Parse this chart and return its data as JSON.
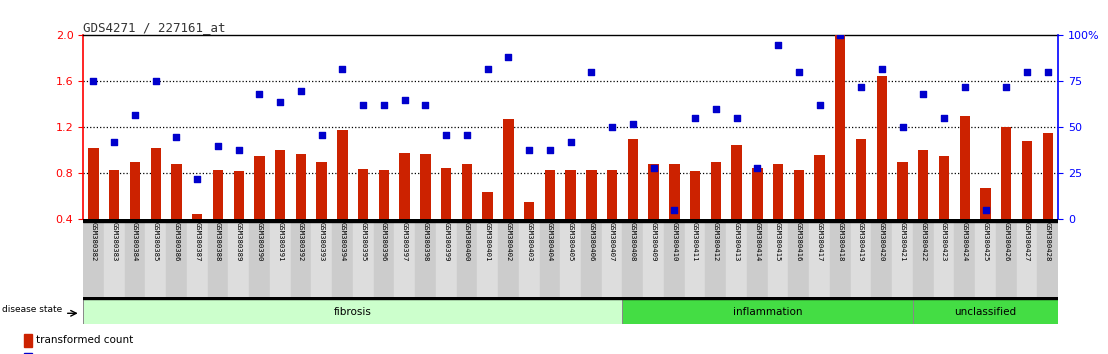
{
  "title": "GDS4271 / 227161_at",
  "samples": [
    "GSM380382",
    "GSM380383",
    "GSM380384",
    "GSM380385",
    "GSM380386",
    "GSM380387",
    "GSM380388",
    "GSM380389",
    "GSM380390",
    "GSM380391",
    "GSM380392",
    "GSM380393",
    "GSM380394",
    "GSM380395",
    "GSM380396",
    "GSM380397",
    "GSM380398",
    "GSM380399",
    "GSM380400",
    "GSM380401",
    "GSM380402",
    "GSM380403",
    "GSM380404",
    "GSM380405",
    "GSM380406",
    "GSM380407",
    "GSM380408",
    "GSM380409",
    "GSM380410",
    "GSM380411",
    "GSM380412",
    "GSM380413",
    "GSM380414",
    "GSM380415",
    "GSM380416",
    "GSM380417",
    "GSM380418",
    "GSM380419",
    "GSM380420",
    "GSM380421",
    "GSM380422",
    "GSM380423",
    "GSM380424",
    "GSM380425",
    "GSM380426",
    "GSM380427",
    "GSM380428"
  ],
  "bar_values": [
    1.02,
    0.83,
    0.9,
    1.02,
    0.88,
    0.45,
    0.83,
    0.82,
    0.95,
    1.0,
    0.97,
    0.9,
    1.18,
    0.84,
    0.83,
    0.98,
    0.97,
    0.85,
    0.88,
    0.64,
    1.27,
    0.55,
    0.83,
    0.83,
    0.83,
    0.83,
    1.1,
    0.88,
    0.88,
    0.82,
    0.9,
    1.05,
    0.85,
    0.88,
    0.83,
    0.96,
    2.0,
    1.1,
    1.65,
    0.9,
    1.0,
    0.95,
    1.3,
    0.67,
    1.2,
    1.08,
    1.15
  ],
  "percentile_values": [
    75,
    42,
    57,
    75,
    45,
    22,
    40,
    38,
    68,
    64,
    70,
    46,
    82,
    62,
    62,
    65,
    62,
    46,
    46,
    82,
    88,
    38,
    38,
    42,
    80,
    50,
    52,
    28,
    5,
    55,
    60,
    55,
    28,
    95,
    80,
    62,
    100,
    72,
    82,
    50,
    68,
    55,
    72,
    5,
    72,
    80,
    80
  ],
  "groups": [
    {
      "label": "fibrosis",
      "start": 0,
      "end": 26,
      "color": "#ccffcc"
    },
    {
      "label": "inflammation",
      "start": 26,
      "end": 40,
      "color": "#44dd44"
    },
    {
      "label": "unclassified",
      "start": 40,
      "end": 47,
      "color": "#44dd44"
    }
  ],
  "ylim_left": [
    0.4,
    2.0
  ],
  "ylim_right": [
    0,
    100
  ],
  "left_ticks": [
    0.4,
    0.8,
    1.2,
    1.6,
    2.0
  ],
  "right_ticks": [
    0,
    25,
    50,
    75,
    100
  ],
  "bar_color": "#cc2200",
  "dot_color": "#0000cc",
  "background_color": "#ffffff",
  "plot_bg_color": "#ffffff",
  "label_col_even": "#cccccc",
  "label_col_odd": "#dddddd"
}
+===+
→ Set exercise:
Repeat everything in the records precisely. Images are excluded from the copy.

→ Response to the task:
Parse this chart and return its data as JSON.
{
  "title": "GDS4271 / 227161_at",
  "samples": [
    "GSM380382",
    "GSM380383",
    "GSM380384",
    "GSM380385",
    "GSM380386",
    "GSM380387",
    "GSM380388",
    "GSM380389",
    "GSM380390",
    "GSM380391",
    "GSM380392",
    "GSM380393",
    "GSM380394",
    "GSM380395",
    "GSM380396",
    "GSM380397",
    "GSM380398",
    "GSM380399",
    "GSM380400",
    "GSM380401",
    "GSM380402",
    "GSM380403",
    "GSM380404",
    "GSM380405",
    "GSM380406",
    "GSM380407",
    "GSM380408",
    "GSM380409",
    "GSM380410",
    "GSM380411",
    "GSM380412",
    "GSM380413",
    "GSM380414",
    "GSM380415",
    "GSM380416",
    "GSM380417",
    "GSM380418",
    "GSM380419",
    "GSM380420",
    "GSM380421",
    "GSM380422",
    "GSM380423",
    "GSM380424",
    "GSM380425",
    "GSM380426",
    "GSM380427",
    "GSM380428"
  ],
  "bar_values": [
    1.02,
    0.83,
    0.9,
    1.02,
    0.88,
    0.45,
    0.83,
    0.82,
    0.95,
    1.0,
    0.97,
    0.9,
    1.18,
    0.84,
    0.83,
    0.98,
    0.97,
    0.85,
    0.88,
    0.64,
    1.27,
    0.55,
    0.83,
    0.83,
    0.83,
    0.83,
    1.1,
    0.88,
    0.88,
    0.82,
    0.9,
    1.05,
    0.85,
    0.88,
    0.83,
    0.96,
    2.0,
    1.1,
    1.65,
    0.9,
    1.0,
    0.95,
    1.3,
    0.67,
    1.2,
    1.08,
    1.15
  ],
  "percentile_values": [
    75,
    42,
    57,
    75,
    45,
    22,
    40,
    38,
    68,
    64,
    70,
    46,
    82,
    62,
    62,
    65,
    62,
    46,
    46,
    82,
    88,
    38,
    38,
    42,
    80,
    50,
    52,
    28,
    5,
    55,
    60,
    55,
    28,
    95,
    80,
    62,
    100,
    72,
    82,
    50,
    68,
    55,
    72,
    5,
    72,
    80,
    80
  ],
  "groups": [
    {
      "label": "fibrosis",
      "start": 0,
      "end": 26,
      "color": "#ccffcc"
    },
    {
      "label": "inflammation",
      "start": 26,
      "end": 40,
      "color": "#44dd44"
    },
    {
      "label": "unclassified",
      "start": 40,
      "end": 47,
      "color": "#44dd44"
    }
  ],
  "ylim_left": [
    0.4,
    2.0
  ],
  "ylim_right": [
    0,
    100
  ],
  "left_ticks": [
    0.4,
    0.8,
    1.2,
    1.6,
    2.0
  ],
  "right_ticks": [
    0,
    25,
    50,
    75,
    100
  ],
  "bar_color": "#cc2200",
  "dot_color": "#0000cc",
  "background_color": "#ffffff",
  "plot_bg_color": "#ffffff",
  "label_col_even": "#cccccc",
  "label_col_odd": "#dddddd"
}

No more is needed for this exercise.